◆ WHAT YOU ARE ASKED TO DO ◆
Find every line in the records below that contains the word "text", and copy each such line.

======

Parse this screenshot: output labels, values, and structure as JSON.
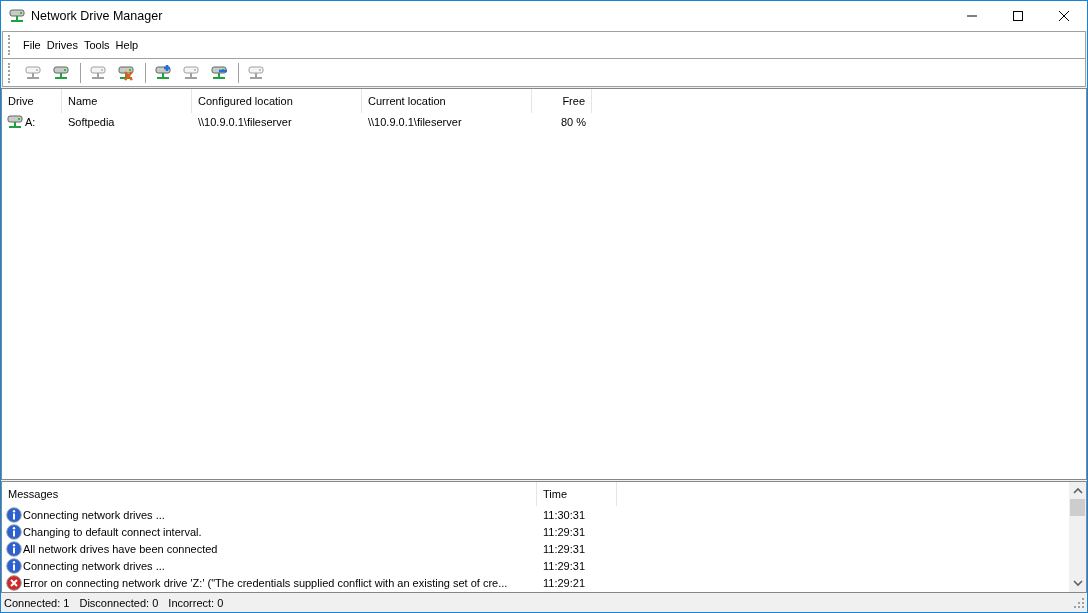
{
  "window": {
    "title": "Network Drive Manager"
  },
  "menu": [
    "File",
    "Drives",
    "Tools",
    "Help"
  ],
  "toolbar": [
    [
      {
        "kind": "connect",
        "disabled": true
      },
      {
        "kind": "connect",
        "disabled": false
      }
    ],
    [
      {
        "kind": "disconnect",
        "disabled": true
      },
      {
        "kind": "disconnect",
        "disabled": false
      }
    ],
    [
      {
        "kind": "add",
        "disabled": false
      },
      {
        "kind": "edit",
        "disabled": true
      },
      {
        "kind": "remove",
        "disabled": false
      }
    ],
    [
      {
        "kind": "properties",
        "disabled": true
      }
    ]
  ],
  "drives": {
    "columns": [
      "Drive",
      "Name",
      "Configured location",
      "Current location",
      "Free"
    ],
    "rows": [
      {
        "drive": "A:",
        "connected": true,
        "name": "Softpedia",
        "configured": "\\\\10.9.0.1\\fileserver",
        "current": "\\\\10.9.0.1\\fileserver",
        "free": "80 %"
      }
    ]
  },
  "messages": {
    "columns": [
      "Messages",
      "Time"
    ],
    "rows": [
      {
        "kind": "info",
        "text": "Connecting network drives ...",
        "time": "11:30:31"
      },
      {
        "kind": "info",
        "text": "Changing to default connect interval.",
        "time": "11:29:31"
      },
      {
        "kind": "info",
        "text": "All network drives have been connected",
        "time": "11:29:31"
      },
      {
        "kind": "info",
        "text": "Connecting network drives ...",
        "time": "11:29:31"
      },
      {
        "kind": "error",
        "text": "Error on connecting network drive 'Z:' (\"The credentials supplied conflict with an existing set of cre...",
        "time": "11:29:21"
      }
    ]
  },
  "status_bar": [
    "Connected: 1",
    "Disconnected: 0",
    "Incorrect: 0"
  ]
}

======

◆ CORRECT RESPONSE ◆
        "text": "Connecting network drives ...",
        "text": "Changing to default connect interval.",
        "text": "All network drives have been connected",
        "text": "Connecting network drives ...",
        "text": "Error on connecting network drive 'Z:' (\"The credentials supplied conflict with an existing set of cre...",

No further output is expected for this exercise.